SET OF TASKS:
(A) List the six findings that the bankruptcy plan excerpt says entry of the Confirmation Order constitutes about the Debtor release.
(B) Extend the bankruptcy plan excerpt, picking up after its final sentence.

DOCUMENT SEGMENT:
■ ■ ■ ■ ■

Notwithstanding anything to the contrary in the foregoing, the releases set forth above do not release: (i) any post-Effective Date obligations of any party or Entity under the Plan, the Confirmation Order, any Restructuring Transaction, any Definitive Document, or any other document, instrument, or agreement (including those set forth in the Plan Supplement) executed to implement the Plan or the Restructuring Transactions; (ii) the rights of any Holder of Allowed Claims to receive distributions under the Plan; or (iii) any matters retained by the Debtors pursuant to the Schedule of Retained Causes of Action.

 

Entry of the Confirmation Order shall constitute the Bankruptcy Court’s approval, pursuant to Bankruptcy Rule 9019, of the Debtor release, which includes by reference each of the related provisions and definitions contained in the Plan, and further, shall constitute the Bankruptcy Court’s finding that the Debtor release is: (a) in exchange for the good and valuable consideration provided by the Released Parties; (b) a good faith settlement and compromise of the claims or Causes of Action released by the Debtor release; (c) in the best interests of the Debtors, the Estates, and all Holders of Claims and Interests; (d) fair, equitable and reasonable; (e) given and made after reasonable investigation by the Debtors and after notice and opportunity for hearing; and (f) a bar to any of the Debtors, the Reorganized Debtors, or the Estates asserting any claim or Cause of Action released by the Debtor release against any of the Released Parties.

 

50

 

 

D. Releases by the Releasing Parties.

 

Notwithstanding anything contained in the Plan to the contrary, as of the Effective Date, each Releasing Party is deemed to have released and discharged each Debtor, Reorganized Debtor, and Released Party from any and all claims and Causes of Action, whether known or unknown, including any derivative claims, asserted on behalf of the Debtors, the Reorganized Debtors, or their Estates (as applicable) that such Entity would have been legally entitled to assert (whether individually or collectively), based on or relating to or in any manner arising from, in whole or in part, the Debtors (including the management, ownership, or operation thereof), any Securities issued by the Debtors and the ownership thereof, the Debtors’ in or out of court restructuring efforts, any Avoidance Actions but excluding Avoidance Actions brought as counterclaims or defenses to Claims asserted against the Debtors), the RBL Facility, any intercompany transactions, the Chapter 11 Cases and any related adversary proceedings, the matters raised in the Committee Standing Motion, the matters settled pursuant to the Intercompany Settlement, the formulation, preparation, dissemination, solicitation, negotiation, entry into, or filing of the Restructuring Support Agreement, the Disclosure Statement, the DIP Facility, the Plan, the Plan Supplement, the Exit Facility, or any Restructuring Transaction, contract, instrument, release, or other agreement or document (including any legal opinion requested by any Entity regarding any transaction, contract, instrument, document, or other agreement contemplated by the Plan or the reliance by any Released Party on the Plan or the Confirmation Order in lieu of such legal opinion) created or entered into in connection with the Restructuring Support Agreement, the Disclosure Statement, the DIP Facility, the Exit Facility, the Rights Offering, the Backstop Commitment Agreement, the Plan, the filing of the Chapter 11 Cases, the pursuit of Confirmation, the pursuit of Consummation, the administration and implementation of the Plan, including the issuance or distribution of Securities pursuant to the Plan, or the distribution of property under the Plan or any other related agreement, or upon any other related act or omission, transaction, agreement, event, or other occurrence taking place on or before the Effective Date.

■ ■ ■ ■ ■

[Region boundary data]
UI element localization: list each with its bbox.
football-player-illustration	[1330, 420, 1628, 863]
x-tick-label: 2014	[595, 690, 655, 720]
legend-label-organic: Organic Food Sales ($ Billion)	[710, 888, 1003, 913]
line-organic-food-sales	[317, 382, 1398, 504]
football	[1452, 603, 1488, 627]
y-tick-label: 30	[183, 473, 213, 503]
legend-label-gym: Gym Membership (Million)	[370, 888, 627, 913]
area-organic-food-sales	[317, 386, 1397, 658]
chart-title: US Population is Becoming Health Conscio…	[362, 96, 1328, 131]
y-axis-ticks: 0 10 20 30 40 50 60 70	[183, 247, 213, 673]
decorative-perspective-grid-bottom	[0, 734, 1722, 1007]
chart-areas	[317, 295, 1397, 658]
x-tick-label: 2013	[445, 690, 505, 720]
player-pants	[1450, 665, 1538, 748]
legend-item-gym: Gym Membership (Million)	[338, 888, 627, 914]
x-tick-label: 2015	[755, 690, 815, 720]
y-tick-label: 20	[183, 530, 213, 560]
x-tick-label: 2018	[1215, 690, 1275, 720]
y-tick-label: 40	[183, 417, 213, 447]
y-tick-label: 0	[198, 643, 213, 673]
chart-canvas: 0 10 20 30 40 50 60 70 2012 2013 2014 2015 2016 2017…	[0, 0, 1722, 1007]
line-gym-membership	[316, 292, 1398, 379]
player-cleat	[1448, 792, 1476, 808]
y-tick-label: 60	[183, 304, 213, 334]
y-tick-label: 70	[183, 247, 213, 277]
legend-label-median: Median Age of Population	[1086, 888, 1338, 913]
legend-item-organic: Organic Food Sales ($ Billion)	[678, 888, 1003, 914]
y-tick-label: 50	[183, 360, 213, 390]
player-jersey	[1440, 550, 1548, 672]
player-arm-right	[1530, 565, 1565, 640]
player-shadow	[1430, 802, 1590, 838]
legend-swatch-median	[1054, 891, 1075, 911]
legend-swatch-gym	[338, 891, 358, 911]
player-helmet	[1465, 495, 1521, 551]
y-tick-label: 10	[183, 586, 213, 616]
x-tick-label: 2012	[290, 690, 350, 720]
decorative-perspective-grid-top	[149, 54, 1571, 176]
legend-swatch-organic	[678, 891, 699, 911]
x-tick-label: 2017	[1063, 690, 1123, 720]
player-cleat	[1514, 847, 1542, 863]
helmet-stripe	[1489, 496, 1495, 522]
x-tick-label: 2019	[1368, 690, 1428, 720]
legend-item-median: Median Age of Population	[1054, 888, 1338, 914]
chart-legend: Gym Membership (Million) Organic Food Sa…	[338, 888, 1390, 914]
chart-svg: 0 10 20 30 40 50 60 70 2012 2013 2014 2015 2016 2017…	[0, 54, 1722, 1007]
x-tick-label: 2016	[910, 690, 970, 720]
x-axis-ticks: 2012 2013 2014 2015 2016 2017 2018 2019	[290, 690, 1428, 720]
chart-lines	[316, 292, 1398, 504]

■ ■ ■ ■ ■

EXERCISE RESULTS:
(A)
1. It is in exchange for the good and valuable consideration provided by the Released Parties.
2. It is a good faith settlement and compromise of the claims or Causes of Action released by the Debtor release.
3. It is in the best interests of the Debtors, the Estates, and all Holders of Claims and Interests.
4. It is fair, equitable and reasonable.
5. It is given and made after reasonable investigation by the Debtors and after notice and opportunity for hearing.
6. It is a bar to any of the Debtors, the Reorganized Debtors, or the Estates asserting any claim or Cause of Action released by the Debtor release against any of the Released Parties.

(B)
 

Notwithstanding anything to the contrary in the foregoing, the releases set forth above do not release: (i) any post-Effective Date obligations of any party or Entity under the Plan, the Confirmation Order, any Restructuring Transaction, any Definitive Document, or any other document, instrument, or agreement (including those set forth in the Plan Supplement) executed to implement the Plan or the Restructuring Transactions, including the Exit RBL/Term Loan A Facility Documentation and the Exit Term Loan B Facility Documentation; (ii) the rights of any Holder of Allowed Claims to receive distributions under the Plan. For the avoidance of doubt, nothing in this Plan shall be deemed to be, or construed as, a release, waiver, discharge, or other limitation or modification of any of the RBL/DIP Preserved Rights.

 

Entry of the Confirmation Order shall constitute the Bankruptcy Court’s approval, pursuant to Bankruptcy Rule 9019, of the third-party release, which includes by reference each of the related provisions and definitions contained in the Plan, and, further, shall constitute the Bankruptcy Court’s finding that the third-party release is: (a) consensual; (b) essential to the Confirmation; (c) given in exchange for the good and valuable consideration provided by the Released Parties, including, without limitation, the Released Parties’ contributions to facilitating the restructuring and implementing the Plan; (d) a good faith settlement and compromise of the claims or Causes of Action released by the third-party release; (e) in the best interests of the Debtors and their Estates; (f) fair, equitable, and reasonable; (g) given and made after due notice and opportunity for hearing; and (h) a bar to any of the Releasing Parties asserting any claim or Cause of Action released pursuant to the third-party release.

 

E. Exculpation.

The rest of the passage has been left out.